==== Provided data ====
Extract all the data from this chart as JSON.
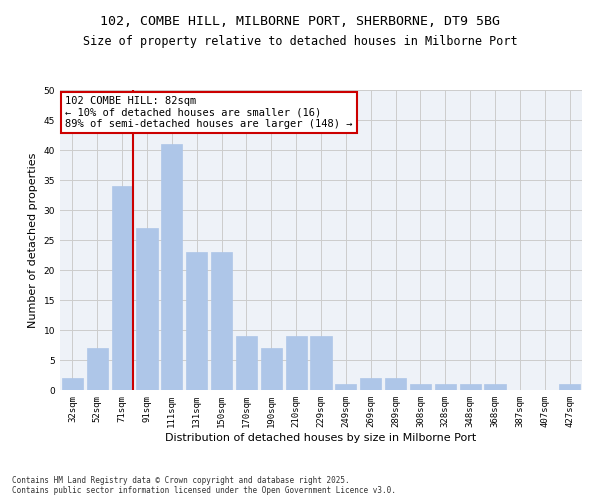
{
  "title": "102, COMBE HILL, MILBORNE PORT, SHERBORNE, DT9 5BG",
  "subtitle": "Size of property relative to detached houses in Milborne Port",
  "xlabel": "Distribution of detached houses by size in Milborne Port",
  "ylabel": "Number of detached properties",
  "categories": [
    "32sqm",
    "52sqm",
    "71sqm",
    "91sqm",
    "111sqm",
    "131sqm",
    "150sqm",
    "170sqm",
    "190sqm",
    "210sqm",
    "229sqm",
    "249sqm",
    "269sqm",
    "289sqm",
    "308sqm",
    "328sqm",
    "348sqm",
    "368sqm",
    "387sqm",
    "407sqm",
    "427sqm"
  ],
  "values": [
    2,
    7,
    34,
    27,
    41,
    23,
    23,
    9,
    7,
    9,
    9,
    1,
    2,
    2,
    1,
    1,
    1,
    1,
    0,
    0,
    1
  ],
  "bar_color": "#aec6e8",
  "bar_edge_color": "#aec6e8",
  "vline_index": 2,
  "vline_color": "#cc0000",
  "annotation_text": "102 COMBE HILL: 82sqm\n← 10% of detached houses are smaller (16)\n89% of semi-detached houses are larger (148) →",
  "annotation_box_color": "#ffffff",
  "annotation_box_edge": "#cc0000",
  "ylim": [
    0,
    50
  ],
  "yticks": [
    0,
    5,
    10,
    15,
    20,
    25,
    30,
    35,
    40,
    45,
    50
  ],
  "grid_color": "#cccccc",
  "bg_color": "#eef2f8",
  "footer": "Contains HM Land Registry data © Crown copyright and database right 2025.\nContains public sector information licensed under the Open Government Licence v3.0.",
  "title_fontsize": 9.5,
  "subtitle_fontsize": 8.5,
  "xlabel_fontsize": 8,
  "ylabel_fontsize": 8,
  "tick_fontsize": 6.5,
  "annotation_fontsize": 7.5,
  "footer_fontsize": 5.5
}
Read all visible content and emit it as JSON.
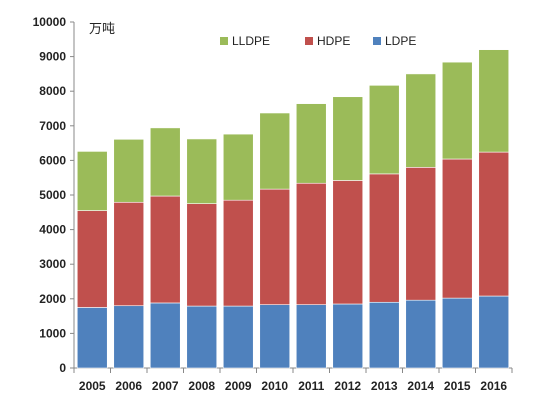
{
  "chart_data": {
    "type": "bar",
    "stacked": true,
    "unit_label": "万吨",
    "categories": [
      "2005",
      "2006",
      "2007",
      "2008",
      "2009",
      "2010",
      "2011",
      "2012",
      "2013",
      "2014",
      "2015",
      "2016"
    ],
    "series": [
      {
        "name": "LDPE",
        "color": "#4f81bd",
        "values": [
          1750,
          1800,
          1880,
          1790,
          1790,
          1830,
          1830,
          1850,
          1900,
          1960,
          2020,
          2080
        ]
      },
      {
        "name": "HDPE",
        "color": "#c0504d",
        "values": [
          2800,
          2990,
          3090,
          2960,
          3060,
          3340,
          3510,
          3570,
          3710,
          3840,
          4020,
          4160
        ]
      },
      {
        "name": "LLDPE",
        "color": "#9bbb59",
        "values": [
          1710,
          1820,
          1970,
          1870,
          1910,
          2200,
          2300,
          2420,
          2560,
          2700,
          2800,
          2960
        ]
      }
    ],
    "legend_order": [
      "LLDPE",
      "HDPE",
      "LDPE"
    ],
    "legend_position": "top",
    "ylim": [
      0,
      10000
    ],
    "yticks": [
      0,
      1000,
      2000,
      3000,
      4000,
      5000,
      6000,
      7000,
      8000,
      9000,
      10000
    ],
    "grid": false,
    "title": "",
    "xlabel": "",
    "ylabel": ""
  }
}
====
Exercise task: Copy every line of the listing that contains the word "JSON".

Response to this task:
Extract all the data from this chart as JSON.
Read all visible content and emit it as JSON.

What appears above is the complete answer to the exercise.